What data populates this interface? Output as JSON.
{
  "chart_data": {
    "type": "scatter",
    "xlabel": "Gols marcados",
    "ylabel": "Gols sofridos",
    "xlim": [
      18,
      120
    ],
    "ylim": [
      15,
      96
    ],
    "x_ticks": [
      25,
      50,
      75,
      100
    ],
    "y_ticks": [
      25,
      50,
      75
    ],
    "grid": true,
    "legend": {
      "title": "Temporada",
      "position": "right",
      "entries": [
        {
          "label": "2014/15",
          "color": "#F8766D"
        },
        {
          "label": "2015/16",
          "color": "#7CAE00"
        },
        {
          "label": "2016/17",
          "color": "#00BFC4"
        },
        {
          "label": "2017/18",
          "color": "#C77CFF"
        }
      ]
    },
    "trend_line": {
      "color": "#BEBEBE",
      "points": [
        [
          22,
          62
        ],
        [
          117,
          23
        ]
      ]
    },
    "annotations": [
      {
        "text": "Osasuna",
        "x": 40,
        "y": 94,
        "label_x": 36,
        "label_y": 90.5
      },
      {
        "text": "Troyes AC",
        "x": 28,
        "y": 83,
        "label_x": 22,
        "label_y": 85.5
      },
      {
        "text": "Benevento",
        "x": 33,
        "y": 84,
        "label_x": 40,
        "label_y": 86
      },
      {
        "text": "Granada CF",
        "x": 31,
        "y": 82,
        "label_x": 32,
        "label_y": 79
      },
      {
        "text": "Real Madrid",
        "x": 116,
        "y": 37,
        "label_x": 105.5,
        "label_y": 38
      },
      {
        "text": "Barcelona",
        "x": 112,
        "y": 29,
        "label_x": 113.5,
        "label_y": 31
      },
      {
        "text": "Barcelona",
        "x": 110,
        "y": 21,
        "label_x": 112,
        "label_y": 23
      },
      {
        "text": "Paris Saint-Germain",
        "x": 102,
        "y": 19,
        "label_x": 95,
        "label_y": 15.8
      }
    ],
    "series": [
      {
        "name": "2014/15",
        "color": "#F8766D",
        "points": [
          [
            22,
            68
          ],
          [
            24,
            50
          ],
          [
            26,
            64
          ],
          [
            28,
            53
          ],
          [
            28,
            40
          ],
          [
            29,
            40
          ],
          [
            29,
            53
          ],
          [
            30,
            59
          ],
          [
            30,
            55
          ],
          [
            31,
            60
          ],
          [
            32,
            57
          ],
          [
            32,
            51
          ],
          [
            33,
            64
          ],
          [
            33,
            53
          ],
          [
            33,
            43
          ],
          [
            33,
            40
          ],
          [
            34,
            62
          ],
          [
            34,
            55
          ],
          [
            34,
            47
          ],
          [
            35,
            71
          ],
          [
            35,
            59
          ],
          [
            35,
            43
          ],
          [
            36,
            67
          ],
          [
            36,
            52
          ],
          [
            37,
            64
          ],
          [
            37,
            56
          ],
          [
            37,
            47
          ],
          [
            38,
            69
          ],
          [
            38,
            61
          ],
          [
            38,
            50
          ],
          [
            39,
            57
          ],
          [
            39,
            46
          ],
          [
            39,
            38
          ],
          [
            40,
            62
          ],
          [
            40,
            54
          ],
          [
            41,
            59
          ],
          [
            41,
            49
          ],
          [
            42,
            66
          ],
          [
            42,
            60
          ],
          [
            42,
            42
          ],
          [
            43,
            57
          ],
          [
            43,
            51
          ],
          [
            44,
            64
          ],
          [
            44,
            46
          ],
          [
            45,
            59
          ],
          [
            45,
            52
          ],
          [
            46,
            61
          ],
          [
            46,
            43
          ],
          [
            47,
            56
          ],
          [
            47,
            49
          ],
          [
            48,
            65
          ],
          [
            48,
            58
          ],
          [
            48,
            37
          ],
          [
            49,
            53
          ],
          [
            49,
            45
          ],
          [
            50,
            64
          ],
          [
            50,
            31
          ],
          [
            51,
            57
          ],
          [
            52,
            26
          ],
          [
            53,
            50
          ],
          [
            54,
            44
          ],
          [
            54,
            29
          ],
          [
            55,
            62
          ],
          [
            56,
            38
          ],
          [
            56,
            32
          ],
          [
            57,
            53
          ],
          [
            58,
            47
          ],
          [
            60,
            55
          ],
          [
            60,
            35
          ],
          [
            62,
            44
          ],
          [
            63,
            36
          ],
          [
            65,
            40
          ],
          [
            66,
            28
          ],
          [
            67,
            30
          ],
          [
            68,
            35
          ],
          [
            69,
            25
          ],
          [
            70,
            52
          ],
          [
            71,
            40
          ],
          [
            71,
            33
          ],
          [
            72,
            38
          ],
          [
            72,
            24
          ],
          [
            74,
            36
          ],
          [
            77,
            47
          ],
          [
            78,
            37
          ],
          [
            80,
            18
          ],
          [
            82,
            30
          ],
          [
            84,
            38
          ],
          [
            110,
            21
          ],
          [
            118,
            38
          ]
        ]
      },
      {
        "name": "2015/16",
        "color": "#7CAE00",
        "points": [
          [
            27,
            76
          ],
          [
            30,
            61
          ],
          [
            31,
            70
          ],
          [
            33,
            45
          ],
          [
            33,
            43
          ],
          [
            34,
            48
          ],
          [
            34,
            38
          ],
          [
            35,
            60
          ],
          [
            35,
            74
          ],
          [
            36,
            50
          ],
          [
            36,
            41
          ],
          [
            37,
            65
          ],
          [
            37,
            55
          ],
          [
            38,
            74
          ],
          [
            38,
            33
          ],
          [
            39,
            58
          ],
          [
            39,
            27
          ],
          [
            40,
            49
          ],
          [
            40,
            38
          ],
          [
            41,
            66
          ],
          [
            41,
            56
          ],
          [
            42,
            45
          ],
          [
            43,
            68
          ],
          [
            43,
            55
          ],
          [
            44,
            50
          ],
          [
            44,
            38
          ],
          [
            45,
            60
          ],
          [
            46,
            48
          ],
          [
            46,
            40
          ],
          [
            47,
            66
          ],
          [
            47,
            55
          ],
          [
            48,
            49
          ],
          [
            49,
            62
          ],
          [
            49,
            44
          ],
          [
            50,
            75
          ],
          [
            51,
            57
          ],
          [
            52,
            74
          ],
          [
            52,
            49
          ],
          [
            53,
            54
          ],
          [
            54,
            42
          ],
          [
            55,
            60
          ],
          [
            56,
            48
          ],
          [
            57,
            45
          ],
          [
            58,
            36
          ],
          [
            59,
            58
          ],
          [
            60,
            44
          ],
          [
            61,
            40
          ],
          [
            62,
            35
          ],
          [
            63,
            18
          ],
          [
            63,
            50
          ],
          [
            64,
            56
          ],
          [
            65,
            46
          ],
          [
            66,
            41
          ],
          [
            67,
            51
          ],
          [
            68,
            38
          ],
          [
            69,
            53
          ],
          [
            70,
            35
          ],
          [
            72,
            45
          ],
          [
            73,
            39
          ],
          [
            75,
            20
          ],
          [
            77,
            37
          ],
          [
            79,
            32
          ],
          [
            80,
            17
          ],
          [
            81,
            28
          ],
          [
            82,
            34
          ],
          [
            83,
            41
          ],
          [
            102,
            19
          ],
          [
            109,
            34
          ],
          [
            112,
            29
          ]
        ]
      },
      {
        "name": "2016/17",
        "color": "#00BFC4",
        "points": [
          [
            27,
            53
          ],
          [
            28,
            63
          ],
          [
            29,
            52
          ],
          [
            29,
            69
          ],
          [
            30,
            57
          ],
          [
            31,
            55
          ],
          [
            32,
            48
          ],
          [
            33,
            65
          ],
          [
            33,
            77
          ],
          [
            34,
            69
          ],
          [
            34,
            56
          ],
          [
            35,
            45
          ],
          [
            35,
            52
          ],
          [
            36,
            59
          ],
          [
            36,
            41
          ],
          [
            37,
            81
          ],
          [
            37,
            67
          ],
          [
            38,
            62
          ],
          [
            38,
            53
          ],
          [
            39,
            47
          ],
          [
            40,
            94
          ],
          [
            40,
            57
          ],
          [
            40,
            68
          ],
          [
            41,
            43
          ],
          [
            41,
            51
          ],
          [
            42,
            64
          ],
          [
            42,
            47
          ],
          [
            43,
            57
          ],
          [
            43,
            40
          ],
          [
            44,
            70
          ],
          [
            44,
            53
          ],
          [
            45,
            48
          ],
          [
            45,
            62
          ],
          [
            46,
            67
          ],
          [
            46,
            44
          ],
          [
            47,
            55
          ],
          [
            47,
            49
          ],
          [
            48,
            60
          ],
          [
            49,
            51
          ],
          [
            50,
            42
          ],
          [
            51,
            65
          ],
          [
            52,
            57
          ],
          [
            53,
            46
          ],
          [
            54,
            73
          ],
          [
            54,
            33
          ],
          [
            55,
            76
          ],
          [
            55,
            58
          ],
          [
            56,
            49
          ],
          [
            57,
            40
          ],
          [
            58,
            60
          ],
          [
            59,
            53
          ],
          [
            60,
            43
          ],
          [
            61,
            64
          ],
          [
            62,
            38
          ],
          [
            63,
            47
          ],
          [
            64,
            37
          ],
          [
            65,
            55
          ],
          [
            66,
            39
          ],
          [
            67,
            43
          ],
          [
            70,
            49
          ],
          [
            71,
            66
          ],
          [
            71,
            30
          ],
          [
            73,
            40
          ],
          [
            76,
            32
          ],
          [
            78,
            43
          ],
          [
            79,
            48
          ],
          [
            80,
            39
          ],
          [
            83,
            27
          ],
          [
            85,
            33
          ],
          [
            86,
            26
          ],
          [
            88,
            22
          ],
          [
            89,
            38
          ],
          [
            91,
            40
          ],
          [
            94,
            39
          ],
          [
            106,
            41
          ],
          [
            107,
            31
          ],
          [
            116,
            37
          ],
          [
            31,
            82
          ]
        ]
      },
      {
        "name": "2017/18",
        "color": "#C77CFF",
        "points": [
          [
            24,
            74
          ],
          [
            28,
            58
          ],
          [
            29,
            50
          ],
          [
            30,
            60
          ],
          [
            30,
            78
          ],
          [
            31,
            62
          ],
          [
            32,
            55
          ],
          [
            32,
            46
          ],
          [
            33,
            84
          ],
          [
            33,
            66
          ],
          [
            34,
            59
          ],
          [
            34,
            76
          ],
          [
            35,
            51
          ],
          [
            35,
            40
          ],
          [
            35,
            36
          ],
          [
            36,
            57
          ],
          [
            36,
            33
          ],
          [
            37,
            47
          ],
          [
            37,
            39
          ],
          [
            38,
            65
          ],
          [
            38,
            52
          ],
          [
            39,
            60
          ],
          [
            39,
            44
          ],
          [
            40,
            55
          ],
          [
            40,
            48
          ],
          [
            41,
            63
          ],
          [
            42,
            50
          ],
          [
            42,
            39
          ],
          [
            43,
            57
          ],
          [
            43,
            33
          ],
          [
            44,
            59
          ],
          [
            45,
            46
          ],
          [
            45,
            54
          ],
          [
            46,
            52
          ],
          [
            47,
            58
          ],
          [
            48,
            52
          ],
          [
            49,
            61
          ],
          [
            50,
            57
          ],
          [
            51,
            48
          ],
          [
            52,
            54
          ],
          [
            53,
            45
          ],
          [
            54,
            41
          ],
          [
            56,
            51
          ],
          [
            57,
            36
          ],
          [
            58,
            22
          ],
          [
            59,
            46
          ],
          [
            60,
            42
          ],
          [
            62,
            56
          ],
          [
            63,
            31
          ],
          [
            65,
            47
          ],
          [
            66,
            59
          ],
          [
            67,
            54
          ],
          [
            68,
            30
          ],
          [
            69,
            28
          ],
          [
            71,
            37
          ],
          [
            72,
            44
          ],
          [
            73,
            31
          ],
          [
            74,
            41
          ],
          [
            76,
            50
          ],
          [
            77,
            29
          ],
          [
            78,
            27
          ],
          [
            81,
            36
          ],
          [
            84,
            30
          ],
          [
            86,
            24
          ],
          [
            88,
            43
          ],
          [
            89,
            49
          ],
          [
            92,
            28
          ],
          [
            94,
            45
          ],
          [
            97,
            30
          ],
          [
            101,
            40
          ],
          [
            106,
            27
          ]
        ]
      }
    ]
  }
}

----------------

Search the records for the word "text". Copy every line that has it.

        "text": "Osasuna",
        "text": "Troyes AC",
        "text": "Benevento",
        "text": "Granada CF",
        "text": "Real Madrid",
        "text": "Barcelona",
        "text": "Barcelona",
        "text": "Paris Saint-Germain",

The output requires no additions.